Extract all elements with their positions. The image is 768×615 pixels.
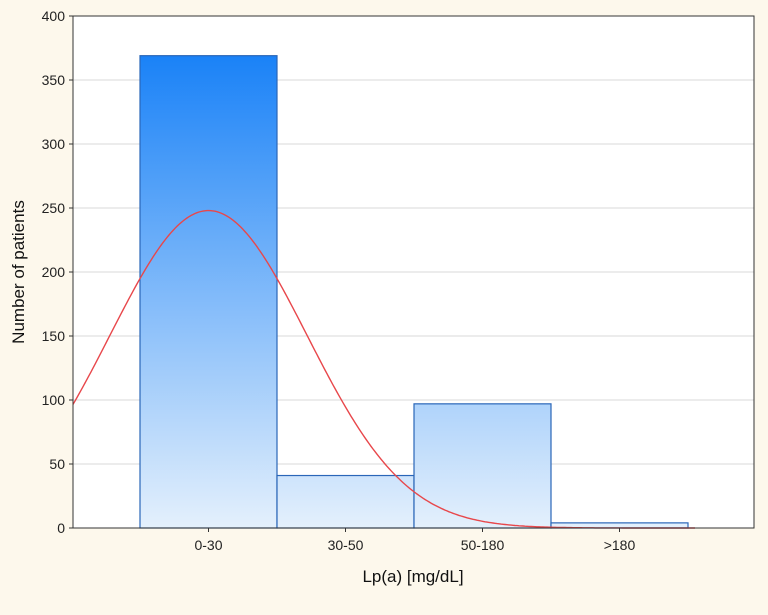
- x-tick-label: 30-50: [328, 537, 364, 553]
- y-tick-label: 150: [42, 328, 66, 344]
- y-axis-title: Number of patients: [9, 200, 28, 344]
- bar-0-30: [139, 55, 278, 529]
- x-tick-label: >180: [604, 537, 636, 553]
- x-tick-label: 50-180: [461, 537, 505, 553]
- x-axis-title: Lp(a) [mg/dL]: [362, 567, 463, 586]
- y-tick-label: 50: [49, 456, 65, 472]
- bars: [139, 55, 689, 529]
- y-tick-label: 100: [42, 392, 66, 408]
- y-tick-label: 350: [42, 72, 66, 88]
- bar-50-180: [413, 403, 552, 529]
- y-tick-label: 200: [42, 264, 66, 280]
- bar-30-50: [276, 474, 415, 529]
- x-axis-ticks: 0-30 30-50 50-180 >180: [194, 528, 635, 553]
- y-tick-label: 400: [42, 8, 66, 24]
- x-tick-label: 0-30: [194, 537, 222, 553]
- y-axis-ticks: 0 50 100 150 200 250 300 350 400: [42, 8, 73, 536]
- y-tick-label: 300: [42, 136, 66, 152]
- y-tick-label: 250: [42, 200, 66, 216]
- y-tick-label: 0: [57, 520, 65, 536]
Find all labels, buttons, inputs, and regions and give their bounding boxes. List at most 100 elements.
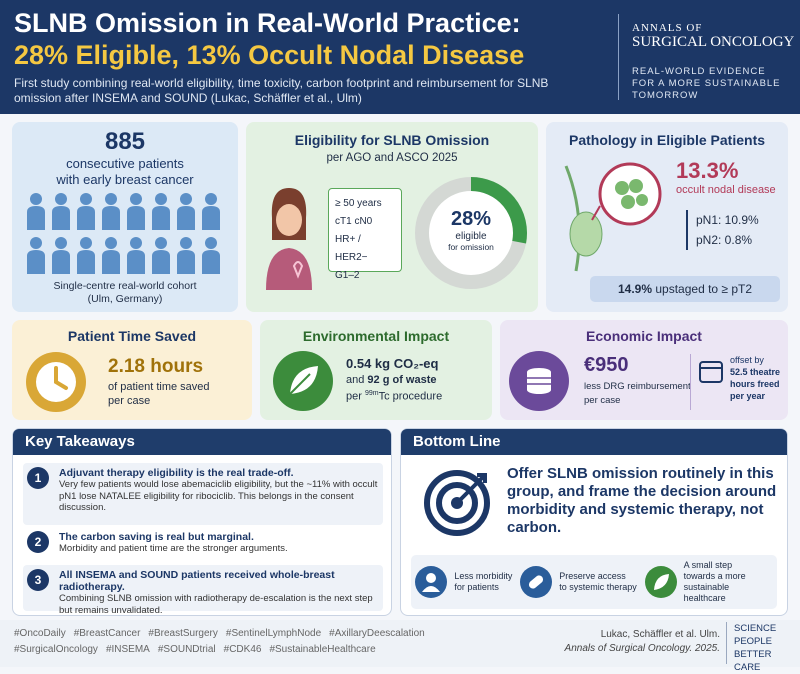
stage: pN1: 10.9% [696, 213, 759, 227]
target-icon [424, 470, 490, 536]
benefit-icon [644, 566, 677, 598]
person-body [127, 206, 145, 230]
bottom-line-card: Bottom Line Offer SLNB omission routinel… [400, 428, 788, 616]
offset: offset by 52.5 theatre hours freed per y… [730, 354, 780, 402]
title-highlight: 28% Eligible, 13% Occult Nodal Disease [14, 40, 525, 70]
section-title: Key Takeaways [13, 429, 391, 455]
benefit-icon [520, 566, 553, 598]
rate: 13.3% [676, 158, 739, 183]
hashtag: #BreastCancer [73, 628, 141, 639]
citation-line: Annals of Surgical Oncology. 2025. [564, 643, 720, 654]
person-icon [77, 193, 95, 230]
benefit-line: towards a more sustainable healthcare [683, 571, 746, 603]
card-subtitle: per AGO and ASCO 2025 [326, 152, 458, 164]
hashtag: #INSEMA [105, 644, 150, 655]
person-head [155, 237, 167, 249]
tagline: REAL-WORLD EVIDENCE FOR A MORE SUSTAINAB… [632, 66, 781, 102]
stage-list: pN1: 10.9% pN2: 0.8% [686, 210, 759, 250]
person-head [205, 193, 217, 205]
person-icon [77, 237, 95, 274]
takeaway: 2 The carbon saving is real but marginal… [23, 525, 383, 565]
takeaway-number: 1 [27, 467, 49, 489]
offset-line: per year [730, 391, 766, 401]
person-head [105, 237, 117, 249]
divider [690, 354, 691, 410]
person-body [27, 206, 45, 230]
person-icon [152, 193, 170, 230]
takeaway-heading: All INSEMA and SOUND patients received w… [59, 569, 335, 593]
person-icon [102, 237, 120, 274]
waste-value: 92 g of waste [367, 374, 437, 386]
person-body [127, 250, 145, 274]
section-title: Bottom Line [401, 429, 787, 455]
coins-icon [509, 351, 569, 411]
takeaway-heading: The carbon saving is real but marginal. [59, 531, 254, 543]
donut [415, 177, 527, 289]
person-icon [127, 237, 145, 274]
benefit-line: to systemic therapy [559, 582, 637, 592]
cohort-card: 885 consecutive patients with early brea… [12, 122, 238, 312]
person-body [77, 206, 95, 230]
criterion: G1–2 [335, 270, 360, 281]
takeaway: 1 Adjuvant therapy eligibility is the re… [23, 463, 383, 525]
offset-line: 52.5 theatre [730, 367, 781, 377]
donut-arc [470, 177, 527, 244]
note-line: Single-centre real-world cohort [53, 280, 197, 292]
economic-card: Economic Impact €950 less DRG reimbursem… [500, 320, 788, 420]
time-line: of patient time saved [108, 381, 210, 393]
person-head [205, 237, 217, 249]
patient-icon [266, 188, 312, 290]
card-title: Eligibility for SLNB Omission [294, 132, 490, 148]
upstage-box: 14.9% upstaged to ≥ pT2 [590, 276, 780, 302]
journal-line: Annals of [632, 22, 703, 34]
note-line: (Ulm, Germany) [87, 293, 163, 305]
procedure: per 99mTc procedure [346, 390, 442, 403]
slogan-line: BETTER CARE [734, 649, 772, 673]
person-head [180, 193, 192, 205]
environment-card: Environmental Impact 0.54 kg CO₂-eq and … [260, 320, 492, 420]
person-head [80, 237, 92, 249]
person-icon [127, 193, 145, 230]
person-body [77, 250, 95, 274]
tagline-line: REAL-WORLD EVIDENCE [632, 66, 766, 77]
divider [726, 622, 727, 664]
bottom-line-message: Offer SLNB omission routinely in this gr… [507, 465, 777, 536]
upstage-value: 14.9% [617, 282, 653, 296]
person-icon [202, 193, 220, 230]
divider [618, 14, 619, 100]
person-icon [27, 237, 45, 274]
waste: and 92 g of waste [346, 374, 437, 386]
hashtags: #OncoDaily #BreastCancer #BreastSurgery #Se… [14, 626, 444, 658]
citation: Lukac, Schäffler et al. Ulm. Annals of S… [560, 628, 720, 656]
person-head [55, 237, 67, 249]
criterion: HR+ / HER2− [335, 234, 368, 263]
citation-line: Lukac, Schäffler et al. Ulm. [600, 629, 720, 640]
economic-line: per case [584, 395, 621, 406]
benefit-icon [415, 566, 448, 598]
card-title: Environmental Impact [302, 328, 450, 344]
time-value: 2.18 hours [108, 356, 204, 377]
takeaways-card: Key Takeaways 1 Adjuvant therapy eligibi… [12, 428, 392, 616]
takeaway-number: 2 [27, 531, 49, 553]
card-title: Economic Impact [586, 328, 702, 344]
person-head [80, 193, 92, 205]
benefits: Less morbidity for patients Preserve acce… [411, 555, 777, 609]
economic-value: €950 [584, 354, 629, 376]
hashtag: #BreastSurgery [148, 628, 218, 639]
stage: pN2: 0.8% [696, 233, 753, 247]
footer: #OncoDaily #BreastCancer #BreastSurgery #Se… [0, 620, 800, 673]
and: and [346, 374, 365, 386]
benefit-text: Less morbidity for patients [454, 571, 512, 593]
economic-line: less DRG reimbursement [584, 381, 691, 392]
cohort-text: consecutive patients with early breast c… [12, 156, 238, 188]
journal: Annals of Surgical Oncology [632, 22, 794, 51]
donut-label: 28% eligible for omission [412, 208, 530, 252]
takeaway-number: 3 [27, 569, 49, 591]
co2-value: 0.54 kg CO₂-eq [346, 356, 439, 371]
takeaway-list: 1 Adjuvant therapy eligibility is the re… [23, 463, 383, 616]
benefit: Less morbidity for patients [414, 565, 512, 599]
people-icons [27, 193, 220, 274]
person-body [102, 206, 120, 230]
person-icon [102, 193, 120, 230]
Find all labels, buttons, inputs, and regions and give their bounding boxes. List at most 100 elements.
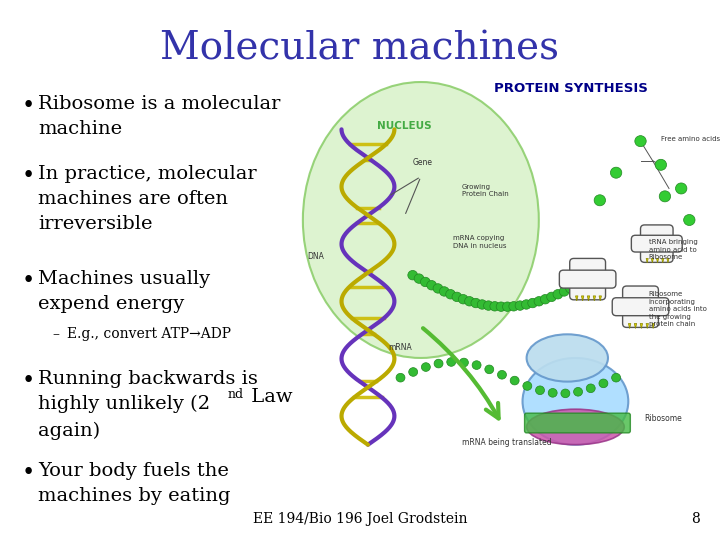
------------------------
Work request: All of the entries above are to be transcribed word for word, with no pictures included.

Answer to this exercise:
Extract all elements with their positions. The image is 768×615 pixels.
- x-tick-label: 30-50: [328, 537, 364, 553]
- y-tick-label: 150: [42, 328, 66, 344]
- y-axis-title: Number of patients: [9, 200, 28, 344]
- bar-0-30: [139, 55, 278, 529]
- x-tick-label: >180: [604, 537, 636, 553]
- x-tick-label: 50-180: [461, 537, 505, 553]
- x-axis-title: Lp(a) [mg/dL]: [362, 567, 463, 586]
- y-tick-label: 50: [49, 456, 65, 472]
- bars: [139, 55, 689, 529]
- y-tick-label: 100: [42, 392, 66, 408]
- y-tick-label: 350: [42, 72, 66, 88]
- bar-50-180: [413, 403, 552, 529]
- y-tick-label: 200: [42, 264, 66, 280]
- bar-30-50: [276, 474, 415, 529]
- x-axis-ticks: 0-30 30-50 50-180 >180: [194, 528, 635, 553]
- y-tick-label: 400: [42, 8, 66, 24]
- x-tick-label: 0-30: [194, 537, 222, 553]
- y-axis-ticks: 0 50 100 150 200 250 300 350 400: [42, 8, 73, 536]
- y-tick-label: 300: [42, 136, 66, 152]
- y-tick-label: 250: [42, 200, 66, 216]
- y-tick-label: 0: [57, 520, 65, 536]
Find all labels, buttons, inputs, and regions and give their bounding boxes. List at most 100 elements.
stage: pN1: 10.9% [696, 213, 759, 227]
target-icon [424, 470, 490, 536]
benefit-icon [644, 566, 677, 598]
person-body [127, 206, 145, 230]
bottom-line-card: Bottom Line Offer SLNB omission routinel… [400, 428, 788, 616]
offset: offset by 52.5 theatre hours freed per y… [730, 354, 780, 402]
title-highlight: 28% Eligible, 13% Occult Nodal Disease [14, 40, 525, 70]
section-title: Key Takeaways [13, 429, 391, 455]
benefit-icon [520, 566, 553, 598]
rate: 13.3% [676, 158, 739, 183]
hashtag: #BreastCancer [73, 628, 141, 639]
citation-line: Annals of Surgical Oncology. 2025. [564, 643, 720, 654]
person-icon [77, 193, 95, 230]
benefit-line: towards a more sustainable healthcare [683, 571, 746, 603]
card-subtitle: per AGO and ASCO 2025 [326, 152, 458, 164]
hashtag: #INSEMA [105, 644, 150, 655]
person-head [155, 237, 167, 249]
tagline: REAL-WORLD EVIDENCE FOR A MORE SUSTAINAB… [632, 66, 781, 102]
stage-list: pN1: 10.9% pN2: 0.8% [686, 210, 759, 250]
person-head [205, 193, 217, 205]
person-icon [77, 237, 95, 274]
takeaway: 2 The carbon saving is real but marginal… [23, 525, 383, 565]
takeaway-number: 1 [27, 467, 49, 489]
offset-line: per year [730, 391, 766, 401]
person-head [105, 237, 117, 249]
divider [690, 354, 691, 410]
person-body [27, 206, 45, 230]
person-icon [152, 193, 170, 230]
takeaway-heading: All INSEMA and SOUND patients received w… [59, 569, 335, 593]
person-icon [102, 237, 120, 274]
waste-value: 92 g of waste [367, 374, 437, 386]
person-body [127, 250, 145, 274]
section-title: Bottom Line [401, 429, 787, 455]
coins-icon [509, 351, 569, 411]
takeaway-heading: The carbon saving is real but marginal. [59, 531, 254, 543]
donut [415, 177, 527, 289]
person-icon [127, 237, 145, 274]
benefit-line: to systemic therapy [559, 582, 637, 592]
cohort-card: 885 consecutive patients with early brea… [12, 122, 238, 312]
person-body [77, 206, 95, 230]
criterion: G1–2 [335, 270, 360, 281]
takeaway: 1 Adjuvant therapy eligibility is the re… [23, 463, 383, 525]
offset-line: 52.5 theatre [730, 367, 781, 377]
donut-arc [470, 177, 527, 244]
note-line: Single-centre real-world cohort [53, 280, 197, 292]
economic-card: Economic Impact €950 less DRG reimbursem… [500, 320, 788, 420]
time-line: of patient time saved [108, 381, 210, 393]
person-head [205, 237, 217, 249]
patient-icon [266, 188, 312, 290]
card-title: Eligibility for SLNB Omission [294, 132, 490, 148]
upstage-box: 14.9% upstaged to ≥ pT2 [590, 276, 780, 302]
journal-line: Annals of [632, 22, 703, 34]
note-line: (Ulm, Germany) [87, 293, 163, 305]
procedure: per 99mTc procedure [346, 390, 442, 403]
slogan-line: BETTER CARE [734, 649, 772, 673]
person-head [180, 193, 192, 205]
environment-card: Environmental Impact 0.54 kg CO₂-eq and … [260, 320, 492, 420]
person-head [80, 237, 92, 249]
person-icon [127, 193, 145, 230]
person-body [77, 250, 95, 274]
tagline-line: REAL-WORLD EVIDENCE [632, 66, 766, 77]
divider [726, 622, 727, 664]
bottom-line-message: Offer SLNB omission routinely in this gr… [507, 465, 777, 536]
upstage-value: 14.9% [617, 282, 653, 296]
person-icon [202, 193, 220, 230]
divider [618, 14, 619, 100]
person-icon [27, 237, 45, 274]
waste: and 92 g of waste [346, 374, 437, 386]
hashtags: #OncoDaily #BreastCancer #BreastSurgery #Se… [14, 626, 444, 658]
citation: Lukac, Schäffler et al. Ulm. Annals of S… [560, 628, 720, 656]
person-head [55, 237, 67, 249]
criterion: HR+ / HER2− [335, 234, 368, 263]
citation-line: Lukac, Schäffler et al. Ulm. [600, 629, 720, 640]
economic-line: per case [584, 395, 621, 406]
benefit-icon [415, 566, 448, 598]
card-title: Environmental Impact [302, 328, 450, 344]
time-value: 2.18 hours [108, 356, 204, 377]
takeaways-card: Key Takeaways 1 Adjuvant therapy eligibi… [12, 428, 392, 616]
takeaway-number: 2 [27, 531, 49, 553]
card-title: Economic Impact [586, 328, 702, 344]
person-head [80, 193, 92, 205]
benefits: Less morbidity for patients Preserve acce… [411, 555, 777, 609]
economic-value: €950 [584, 354, 629, 376]
hashtag: #BreastSurgery [148, 628, 218, 639]
stage: pN2: 0.8% [696, 233, 753, 247]
footer: #OncoDaily #BreastCancer #BreastSurgery #Se… [0, 620, 800, 673]
and: and [346, 374, 365, 386]
benefit-text: Less morbidity for patients [454, 571, 512, 593]
economic-line: less DRG reimbursement [584, 381, 691, 392]
cohort-text: consecutive patients with early breast c… [12, 156, 238, 188]
journal: Annals of Surgical Oncology [632, 22, 794, 51]
donut-label: 28% eligible for omission [412, 208, 530, 252]
takeaway-number: 3 [27, 569, 49, 591]
co2-value: 0.54 kg CO₂-eq [346, 356, 439, 371]
takeaway-list: 1 Adjuvant therapy eligibility is the re… [23, 463, 383, 616]
benefit: Less morbidity for patients [414, 565, 512, 599]
people-icons [27, 193, 220, 274]
person-body [102, 206, 120, 230]
person-icon [102, 193, 120, 230]
Find all labels, buttons, inputs, and regions and give their bounding boxes. List at most 100 elements.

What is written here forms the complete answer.